[Extracted records]
* Start *

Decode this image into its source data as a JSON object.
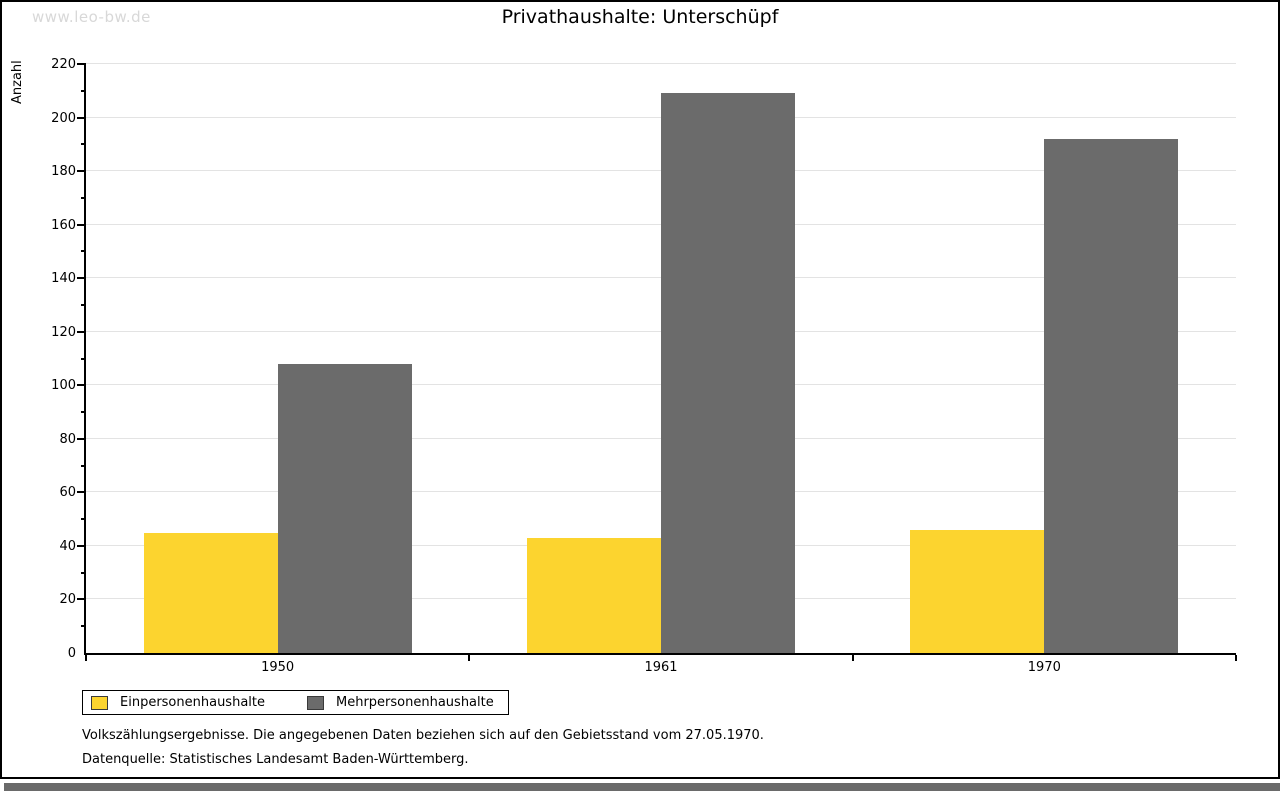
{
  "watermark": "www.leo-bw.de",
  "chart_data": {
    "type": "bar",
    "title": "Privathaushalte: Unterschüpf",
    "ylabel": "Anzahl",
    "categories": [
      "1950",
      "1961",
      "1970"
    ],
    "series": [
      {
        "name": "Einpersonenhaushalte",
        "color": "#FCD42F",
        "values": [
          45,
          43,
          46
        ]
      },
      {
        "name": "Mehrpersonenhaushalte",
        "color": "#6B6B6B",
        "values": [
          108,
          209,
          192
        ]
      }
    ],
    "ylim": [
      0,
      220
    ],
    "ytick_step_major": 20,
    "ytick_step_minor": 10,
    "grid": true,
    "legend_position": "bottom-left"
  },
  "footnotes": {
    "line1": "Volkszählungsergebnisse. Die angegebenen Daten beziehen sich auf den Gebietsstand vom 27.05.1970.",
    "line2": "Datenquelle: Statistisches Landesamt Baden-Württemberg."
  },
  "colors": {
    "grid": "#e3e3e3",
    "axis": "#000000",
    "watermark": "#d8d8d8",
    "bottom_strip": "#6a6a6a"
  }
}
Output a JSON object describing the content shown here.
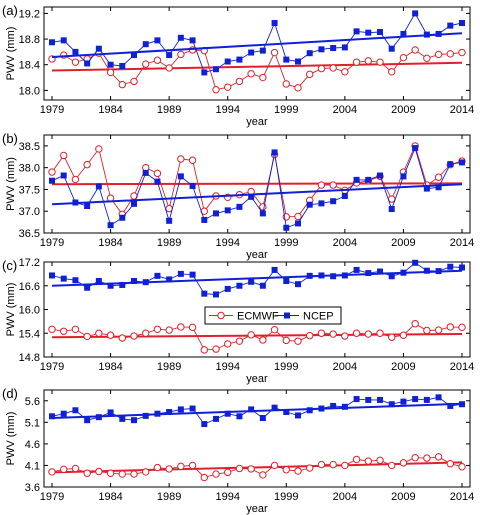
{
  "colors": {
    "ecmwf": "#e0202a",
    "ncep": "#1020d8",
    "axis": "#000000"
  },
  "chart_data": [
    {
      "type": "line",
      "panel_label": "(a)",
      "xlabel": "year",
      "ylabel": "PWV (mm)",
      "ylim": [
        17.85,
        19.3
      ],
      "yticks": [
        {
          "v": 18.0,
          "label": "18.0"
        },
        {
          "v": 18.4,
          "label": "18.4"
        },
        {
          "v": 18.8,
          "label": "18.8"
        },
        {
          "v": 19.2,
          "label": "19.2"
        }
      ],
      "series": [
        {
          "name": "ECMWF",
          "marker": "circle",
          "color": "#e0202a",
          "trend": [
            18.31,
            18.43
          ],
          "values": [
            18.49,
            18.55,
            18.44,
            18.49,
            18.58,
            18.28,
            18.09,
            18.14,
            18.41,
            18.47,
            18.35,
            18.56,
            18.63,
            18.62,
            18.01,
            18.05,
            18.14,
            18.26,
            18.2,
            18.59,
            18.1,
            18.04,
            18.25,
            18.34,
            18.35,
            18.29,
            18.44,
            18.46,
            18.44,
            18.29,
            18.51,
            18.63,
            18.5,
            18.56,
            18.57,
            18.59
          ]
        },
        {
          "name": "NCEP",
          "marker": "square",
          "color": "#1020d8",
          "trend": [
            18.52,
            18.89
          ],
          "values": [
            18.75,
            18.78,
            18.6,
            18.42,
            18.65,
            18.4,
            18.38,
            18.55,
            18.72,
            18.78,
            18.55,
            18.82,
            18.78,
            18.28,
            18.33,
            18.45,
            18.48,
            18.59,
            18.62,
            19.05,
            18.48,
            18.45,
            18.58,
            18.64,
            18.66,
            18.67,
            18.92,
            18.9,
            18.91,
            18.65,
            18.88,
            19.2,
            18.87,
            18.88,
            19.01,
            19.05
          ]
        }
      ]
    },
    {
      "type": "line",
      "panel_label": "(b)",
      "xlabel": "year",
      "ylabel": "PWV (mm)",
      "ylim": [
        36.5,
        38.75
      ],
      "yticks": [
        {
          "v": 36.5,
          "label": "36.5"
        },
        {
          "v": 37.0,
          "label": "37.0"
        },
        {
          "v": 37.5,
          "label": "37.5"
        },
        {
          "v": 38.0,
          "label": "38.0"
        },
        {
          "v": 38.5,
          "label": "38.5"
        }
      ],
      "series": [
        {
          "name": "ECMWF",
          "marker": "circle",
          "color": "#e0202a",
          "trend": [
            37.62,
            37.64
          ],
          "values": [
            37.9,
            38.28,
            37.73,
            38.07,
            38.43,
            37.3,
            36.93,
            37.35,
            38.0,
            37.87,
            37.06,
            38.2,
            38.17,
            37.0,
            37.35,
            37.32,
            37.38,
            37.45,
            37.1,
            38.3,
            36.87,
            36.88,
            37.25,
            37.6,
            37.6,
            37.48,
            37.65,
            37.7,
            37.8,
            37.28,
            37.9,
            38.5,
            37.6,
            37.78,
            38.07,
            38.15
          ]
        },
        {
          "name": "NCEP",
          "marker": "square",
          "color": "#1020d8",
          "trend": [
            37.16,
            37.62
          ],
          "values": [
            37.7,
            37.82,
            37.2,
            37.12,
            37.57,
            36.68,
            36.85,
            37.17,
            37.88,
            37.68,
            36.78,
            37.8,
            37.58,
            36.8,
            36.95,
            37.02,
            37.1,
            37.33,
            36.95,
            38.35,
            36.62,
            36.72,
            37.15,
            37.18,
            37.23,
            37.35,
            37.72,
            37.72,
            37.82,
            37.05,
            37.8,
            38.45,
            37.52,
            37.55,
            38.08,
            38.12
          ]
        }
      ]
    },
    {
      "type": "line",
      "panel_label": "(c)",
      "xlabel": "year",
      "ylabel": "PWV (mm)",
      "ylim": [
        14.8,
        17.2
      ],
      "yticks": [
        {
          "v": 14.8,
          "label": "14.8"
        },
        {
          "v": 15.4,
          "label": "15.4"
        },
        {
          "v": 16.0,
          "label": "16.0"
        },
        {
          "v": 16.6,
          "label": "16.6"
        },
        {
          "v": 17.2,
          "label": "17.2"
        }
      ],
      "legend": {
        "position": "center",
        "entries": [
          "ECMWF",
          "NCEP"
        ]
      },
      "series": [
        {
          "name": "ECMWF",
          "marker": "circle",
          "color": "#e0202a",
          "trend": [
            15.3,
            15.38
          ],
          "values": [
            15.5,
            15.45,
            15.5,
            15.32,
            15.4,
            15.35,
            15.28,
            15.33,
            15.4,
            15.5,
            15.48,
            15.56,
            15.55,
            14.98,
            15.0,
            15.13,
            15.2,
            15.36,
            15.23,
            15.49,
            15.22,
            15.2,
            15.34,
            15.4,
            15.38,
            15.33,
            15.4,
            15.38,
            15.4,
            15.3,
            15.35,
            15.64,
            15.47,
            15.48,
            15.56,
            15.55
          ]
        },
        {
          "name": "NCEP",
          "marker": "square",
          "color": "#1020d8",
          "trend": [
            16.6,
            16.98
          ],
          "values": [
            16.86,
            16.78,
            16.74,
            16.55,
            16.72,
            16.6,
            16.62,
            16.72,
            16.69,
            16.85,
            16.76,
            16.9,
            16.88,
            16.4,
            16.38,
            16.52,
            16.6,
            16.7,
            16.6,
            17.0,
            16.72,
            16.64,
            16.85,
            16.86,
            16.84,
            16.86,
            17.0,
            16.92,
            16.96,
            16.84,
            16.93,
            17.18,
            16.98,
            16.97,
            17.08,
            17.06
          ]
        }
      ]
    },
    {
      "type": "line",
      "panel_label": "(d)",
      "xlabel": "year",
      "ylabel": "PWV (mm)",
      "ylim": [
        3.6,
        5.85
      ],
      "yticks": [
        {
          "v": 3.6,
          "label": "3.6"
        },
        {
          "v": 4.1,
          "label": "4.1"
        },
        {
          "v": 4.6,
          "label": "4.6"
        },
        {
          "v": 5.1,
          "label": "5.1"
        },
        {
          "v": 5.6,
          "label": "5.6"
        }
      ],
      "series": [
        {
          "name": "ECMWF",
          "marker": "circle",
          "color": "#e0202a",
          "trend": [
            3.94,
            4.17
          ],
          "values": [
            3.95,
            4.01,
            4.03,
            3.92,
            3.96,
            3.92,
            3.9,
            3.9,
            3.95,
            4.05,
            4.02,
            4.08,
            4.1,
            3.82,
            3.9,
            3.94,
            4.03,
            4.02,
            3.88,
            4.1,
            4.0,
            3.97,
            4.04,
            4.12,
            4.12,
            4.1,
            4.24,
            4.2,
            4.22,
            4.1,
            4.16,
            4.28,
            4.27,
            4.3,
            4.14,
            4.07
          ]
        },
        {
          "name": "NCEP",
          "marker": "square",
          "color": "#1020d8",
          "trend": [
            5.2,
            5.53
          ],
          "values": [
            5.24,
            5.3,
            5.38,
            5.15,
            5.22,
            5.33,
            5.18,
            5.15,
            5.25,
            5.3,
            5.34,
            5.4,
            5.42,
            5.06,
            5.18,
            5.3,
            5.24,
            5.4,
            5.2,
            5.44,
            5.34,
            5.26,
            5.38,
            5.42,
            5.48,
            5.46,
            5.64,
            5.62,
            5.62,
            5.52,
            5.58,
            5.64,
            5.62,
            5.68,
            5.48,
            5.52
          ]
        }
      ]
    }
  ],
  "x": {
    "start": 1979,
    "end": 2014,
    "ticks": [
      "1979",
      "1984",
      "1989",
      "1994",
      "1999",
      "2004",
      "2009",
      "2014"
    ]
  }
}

* End *

*Job*. From the listing above, copy every line that holds the string "JSON".

*Solution*.
Decode this image into its source data as a JSON object.
Output a JSON object describing the content shown here.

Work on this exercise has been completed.